THE EXERCISE: Return, word for word, every line that follows.

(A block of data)

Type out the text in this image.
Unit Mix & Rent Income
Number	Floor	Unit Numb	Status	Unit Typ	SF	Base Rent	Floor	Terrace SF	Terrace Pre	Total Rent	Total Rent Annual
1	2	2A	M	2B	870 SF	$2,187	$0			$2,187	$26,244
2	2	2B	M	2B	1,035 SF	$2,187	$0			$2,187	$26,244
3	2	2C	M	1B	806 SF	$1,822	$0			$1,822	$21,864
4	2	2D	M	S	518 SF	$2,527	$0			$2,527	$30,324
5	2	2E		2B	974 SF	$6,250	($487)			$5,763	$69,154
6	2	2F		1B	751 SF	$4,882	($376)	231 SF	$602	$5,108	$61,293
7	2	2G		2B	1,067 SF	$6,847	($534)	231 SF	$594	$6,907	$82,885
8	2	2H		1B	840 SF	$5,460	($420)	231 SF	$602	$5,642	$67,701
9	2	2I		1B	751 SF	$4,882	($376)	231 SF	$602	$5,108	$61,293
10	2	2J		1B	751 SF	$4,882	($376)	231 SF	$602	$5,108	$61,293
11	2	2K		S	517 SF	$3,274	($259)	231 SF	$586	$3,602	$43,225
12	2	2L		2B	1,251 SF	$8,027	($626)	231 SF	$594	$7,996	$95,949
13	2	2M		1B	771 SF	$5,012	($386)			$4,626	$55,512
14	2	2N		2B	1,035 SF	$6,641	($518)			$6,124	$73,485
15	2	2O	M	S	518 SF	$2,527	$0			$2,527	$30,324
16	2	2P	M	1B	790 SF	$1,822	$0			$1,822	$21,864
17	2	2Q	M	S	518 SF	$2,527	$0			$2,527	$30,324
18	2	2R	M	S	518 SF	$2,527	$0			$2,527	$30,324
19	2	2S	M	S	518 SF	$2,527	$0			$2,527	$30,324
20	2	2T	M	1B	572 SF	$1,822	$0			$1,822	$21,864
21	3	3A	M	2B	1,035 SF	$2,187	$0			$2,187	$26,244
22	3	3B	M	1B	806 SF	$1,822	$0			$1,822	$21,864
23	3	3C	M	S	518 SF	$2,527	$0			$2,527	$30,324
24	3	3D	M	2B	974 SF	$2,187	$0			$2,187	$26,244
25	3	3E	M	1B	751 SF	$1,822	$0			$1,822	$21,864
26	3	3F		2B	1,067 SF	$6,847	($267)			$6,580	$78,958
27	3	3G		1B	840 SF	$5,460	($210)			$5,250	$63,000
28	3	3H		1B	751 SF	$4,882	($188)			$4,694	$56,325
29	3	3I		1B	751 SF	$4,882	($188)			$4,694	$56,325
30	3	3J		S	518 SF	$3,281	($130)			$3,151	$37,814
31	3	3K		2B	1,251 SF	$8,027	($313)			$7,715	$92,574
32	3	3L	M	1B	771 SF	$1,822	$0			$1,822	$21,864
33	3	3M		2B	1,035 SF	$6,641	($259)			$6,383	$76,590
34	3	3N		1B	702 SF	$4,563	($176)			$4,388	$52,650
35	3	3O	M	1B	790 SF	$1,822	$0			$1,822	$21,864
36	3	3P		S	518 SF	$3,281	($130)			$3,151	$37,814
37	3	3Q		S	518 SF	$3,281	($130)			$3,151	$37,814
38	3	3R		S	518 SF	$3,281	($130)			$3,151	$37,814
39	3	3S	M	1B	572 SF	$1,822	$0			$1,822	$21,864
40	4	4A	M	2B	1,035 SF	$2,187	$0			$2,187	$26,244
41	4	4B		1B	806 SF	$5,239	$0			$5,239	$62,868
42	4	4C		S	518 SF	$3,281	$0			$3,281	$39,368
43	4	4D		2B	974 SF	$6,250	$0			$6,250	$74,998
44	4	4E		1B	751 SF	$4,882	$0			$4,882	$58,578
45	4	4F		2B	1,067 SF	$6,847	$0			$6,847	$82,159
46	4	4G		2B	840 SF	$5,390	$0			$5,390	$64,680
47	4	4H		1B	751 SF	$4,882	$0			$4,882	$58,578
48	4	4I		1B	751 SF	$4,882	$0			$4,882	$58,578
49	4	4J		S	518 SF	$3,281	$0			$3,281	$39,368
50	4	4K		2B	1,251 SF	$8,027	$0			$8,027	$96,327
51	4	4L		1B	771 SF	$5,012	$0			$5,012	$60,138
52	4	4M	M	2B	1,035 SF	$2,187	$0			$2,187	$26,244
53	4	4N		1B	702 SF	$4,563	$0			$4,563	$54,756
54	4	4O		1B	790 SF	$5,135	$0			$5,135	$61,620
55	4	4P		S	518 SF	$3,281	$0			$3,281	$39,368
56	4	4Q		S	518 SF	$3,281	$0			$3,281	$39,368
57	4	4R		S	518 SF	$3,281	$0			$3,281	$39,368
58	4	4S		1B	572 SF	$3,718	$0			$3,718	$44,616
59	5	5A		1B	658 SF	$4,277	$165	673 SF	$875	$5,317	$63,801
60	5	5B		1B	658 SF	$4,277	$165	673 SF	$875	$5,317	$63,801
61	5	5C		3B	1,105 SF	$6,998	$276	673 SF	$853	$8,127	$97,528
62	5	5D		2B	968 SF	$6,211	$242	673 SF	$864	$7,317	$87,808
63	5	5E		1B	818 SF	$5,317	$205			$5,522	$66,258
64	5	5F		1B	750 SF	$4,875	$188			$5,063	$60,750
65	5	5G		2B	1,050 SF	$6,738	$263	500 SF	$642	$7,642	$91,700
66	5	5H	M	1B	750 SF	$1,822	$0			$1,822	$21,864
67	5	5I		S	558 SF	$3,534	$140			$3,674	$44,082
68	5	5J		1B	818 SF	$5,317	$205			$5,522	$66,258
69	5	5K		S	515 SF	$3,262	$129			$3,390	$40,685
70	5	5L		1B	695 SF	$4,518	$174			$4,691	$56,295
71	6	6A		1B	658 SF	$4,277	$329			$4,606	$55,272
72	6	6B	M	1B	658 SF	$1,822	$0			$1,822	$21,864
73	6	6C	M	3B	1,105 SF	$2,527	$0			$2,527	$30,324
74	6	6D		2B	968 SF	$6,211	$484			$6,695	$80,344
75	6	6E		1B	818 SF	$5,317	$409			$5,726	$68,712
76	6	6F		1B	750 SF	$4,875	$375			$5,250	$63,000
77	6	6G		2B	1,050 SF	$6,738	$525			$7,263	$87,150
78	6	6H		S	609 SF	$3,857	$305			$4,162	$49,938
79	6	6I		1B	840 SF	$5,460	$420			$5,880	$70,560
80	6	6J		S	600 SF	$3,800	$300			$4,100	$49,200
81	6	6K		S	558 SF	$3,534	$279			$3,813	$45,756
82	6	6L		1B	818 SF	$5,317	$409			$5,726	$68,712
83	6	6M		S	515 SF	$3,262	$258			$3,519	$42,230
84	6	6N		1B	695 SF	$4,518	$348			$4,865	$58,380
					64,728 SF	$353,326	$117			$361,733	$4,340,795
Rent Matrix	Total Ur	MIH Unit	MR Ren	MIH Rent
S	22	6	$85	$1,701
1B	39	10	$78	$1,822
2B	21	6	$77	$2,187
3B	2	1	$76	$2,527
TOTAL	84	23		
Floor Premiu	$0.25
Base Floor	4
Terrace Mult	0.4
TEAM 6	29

EXPECTED ANSWER:
Type out the text in this image.
Unit Mix & Rent Income
Number	Floor	Unit Numb	Status	Unit Typ	SF	Base Rent	Floor	Terrace SF	Terrace Pre	Total Rent	Total Rent Annual
1	2	2A	M	2B	870 SF	$2,187	$0			$2,187	$26,244
2	2	2B	M	2B	1,035 SF	$2,187	$0			$2,187	$26,244
3	2	2C	M	1B	806 SF	$1,822	$0			$1,822	$21,864
4	2	2D	M	S	518 SF	$2,527	$0			$2,527	$30,324
5	2	2E		2B	974 SF	$6,250	($487)			$5,763	$69,154
6	2	2F		1B	751 SF	$4,882	($376)	231 SF	$602	$5,108	$61,293
7	2	2G		2B	1,067 SF	$6,847	($534)	231 SF	$594	$6,907	$82,885
8	2	2H		1B	840 SF	$5,460	($420)	231 SF	$602	$5,642	$67,701
9	2	2I		1B	751 SF	$4,882	($376)	231 SF	$602	$5,108	$61,293
10	2	2J		1B	751 SF	$4,882	($376)	231 SF	$602	$5,108	$61,293
11	2	2K		S	517 SF	$3,274	($259)	231 SF	$586	$3,602	$43,225
12	2	2L		2B	1,251 SF	$8,027	($626)	231 SF	$594	$7,996	$95,949
13	2	2M		1B	771 SF	$5,012	($386)			$4,626	$55,512
14	2	2N		2B	1,035 SF	$6,641	($518)			$6,124	$73,485
15	2	2O	M	S	518 SF	$2,527	$0			$2,527	$30,324
16	2	2P	M	1B	790 SF	$1,822	$0			$1,822	$21,864
17	2	2Q	M	S	518 SF	$2,527	$0			$2,527	$30,324
18	2	2R	M	S	518 SF	$2,527	$0			$2,527	$30,324
19	2	2S	M	S	518 SF	$2,527	$0			$2,527	$30,324
20	2	2T	M	1B	572 SF	$1,822	$0			$1,822	$21,864
21	3	3A	M	2B	1,035 SF	$2,187	$0			$2,187	$26,244
22	3	3B	M	1B	806 SF	$1,822	$0			$1,822	$21,864
23	3	3C	M	S	518 SF	$2,527	$0			$2,527	$30,324
24	3	3D	M	2B	974 SF	$2,187	$0			$2,187	$26,244
25	3	3E	M	1B	751 SF	$1,822	$0			$1,822	$21,864
26	3	3F		2B	1,067 SF	$6,847	($267)			$6,580	$78,958
27	3	3G		1B	840 SF	$5,460	($210)			$5,250	$63,000
28	3	3H		1B	751 SF	$4,882	($188)			$4,694	$56,325
29	3	3I		1B	751 SF	$4,882	($188)			$4,694	$56,325
30	3	3J		S	518 SF	$3,281	($130)			$3,151	$37,814
31	3	3K		2B	1,251 SF	$8,027	($313)			$7,715	$92,574
32	3	3L	M	1B	771 SF	$1,822	$0			$1,822	$21,864
33	3	3M		2B	1,035 SF	$6,641	($259)			$6,383	$76,590
34	3	3N		1B	702 SF	$4,563	($176)			$4,388	$52,650
35	3	3O	M	1B	790 SF	$1,822	$0			$1,822	$21,864
36	3	3P		S	518 SF	$3,281	($130)			$3,151	$37,814
37	3	3Q		S	518 SF	$3,281	($130)			$3,151	$37,814
38	3	3R		S	518 SF	$3,281	($130)			$3,151	$37,814
39	3	3S	M	1B	572 SF	$1,822	$0			$1,822	$21,864
40	4	4A	M	2B	1,035 SF	$2,187	$0			$2,187	$26,244
41	4	4B		1B	806 SF	$5,239	$0			$5,239	$62,868
42	4	4C		S	518 SF	$3,281	$0			$3,281	$39,368
43	4	4D		2B	974 SF	$6,250	$0			$6,250	$74,998
44	4	4E		1B	751 SF	$4,882	$0			$4,882	$58,578
45	4	4F		2B	1,067 SF	$6,847	$0			$6,847	$82,159
46	4	4G		2B	840 SF	$5,390	$0			$5,390	$64,680
47	4	4H		1B	751 SF	$4,882	$0			$4,882	$58,578
48	4	4I		1B	751 SF	$4,882	$0			$4,882	$58,578
49	4	4J		S	518 SF	$3,281	$0			$3,281	$39,368
50	4	4K		2B	1,251 SF	$8,027	$0			$8,027	$96,327
51	4	4L		1B	771 SF	$5,012	$0			$5,012	$60,138
52	4	4M	M	2B	1,035 SF	$2,187	$0			$2,187	$26,244
53	4	4N		1B	702 SF	$4,563	$0			$4,563	$54,756
54	4	4O		1B	790 SF	$5,135	$0			$5,135	$61,620
55	4	4P		S	518 SF	$3,281	$0			$3,281	$39,368
56	4	4Q		S	518 SF	$3,281	$0			$3,281	$39,368
57	4	4R		S	518 SF	$3,281	$0			$3,281	$39,368
58	4	4S		1B	572 SF	$3,718	$0			$3,718	$44,616
59	5	5A		1B	658 SF	$4,277	$165	673 SF	$875	$5,317	$63,801
60	5	5B		1B	658 SF	$4,277	$165	673 SF	$875	$5,317	$63,801
61	5	5C		3B	1,105 SF	$6,998	$276	673 SF	$853	$8,127	$97,528
62	5	5D		2B	968 SF	$6,211	$242	673 SF	$864	$7,317	$87,808
63	5	5E		1B	818 SF	$5,317	$205			$5,522	$66,258
64	5	5F		1B	750 SF	$4,875	$188			$5,063	$60,750
65	5	5G		2B	1,050 SF	$6,738	$263	500 SF	$642	$7,642	$91,700
66	5	5H	M	1B	750 SF	$1,822	$0			$1,822	$21,864
67	5	5I		S	558 SF	$3,534	$140			$3,674	$44,082
68	5	5J		1B	818 SF	$5,317	$205			$5,522	$66,258
69	5	5K		S	515 SF	$3,262	$129			$3,390	$40,685
70	5	5L		1B	695 SF	$4,518	$174			$4,691	$56,295
71	6	6A		1B	658 SF	$4,277	$329			$4,606	$55,272
72	6	6B	M	1B	658 SF	$1,822	$0			$1,822	$21,864
73	6	6C	M	3B	1,105 SF	$2,527	$0			$2,527	$30,324
74	6	6D		2B	968 SF	$6,211	$484			$6,695	$80,344
75	6	6E		1B	818 SF	$5,317	$409			$5,726	$68,712
76	6	6F		1B	750 SF	$4,875	$375			$5,250	$63,000
77	6	6G		2B	1,050 SF	$6,738	$525			$7,263	$87,150
78	6	6H		S	609 SF	$3,857	$305			$4,162	$49,938
79	6	6I		1B	840 SF	$5,460	$420			$5,880	$70,560
80	6	6J		S	600 SF	$3,800	$300			$4,100	$49,200
81	6	6K		S	558 SF	$3,534	$279			$3,813	$45,756
82	6	6L		1B	818 SF	$5,317	$409			$5,726	$68,712
83	6	6M		S	515 SF	$3,262	$258			$3,519	$42,230
84	6	6N		1B	695 SF	$4,518	$348			$4,865	$58,380
					64,728 SF	$353,326	$117			$361,733	$4,340,795
Rent Matrix	Total Ur	MIH Unit	MR Ren	MIH Rent
S	22	6	$85	$1,701
1B	39	10	$78	$1,822
2B	21	6	$77	$2,187
3B	2	1	$76	$2,527
TOTAL	84	23		
Floor Premiu	$0.25
Base Floor	4
Terrace Mult	0.4
TEAM 6	29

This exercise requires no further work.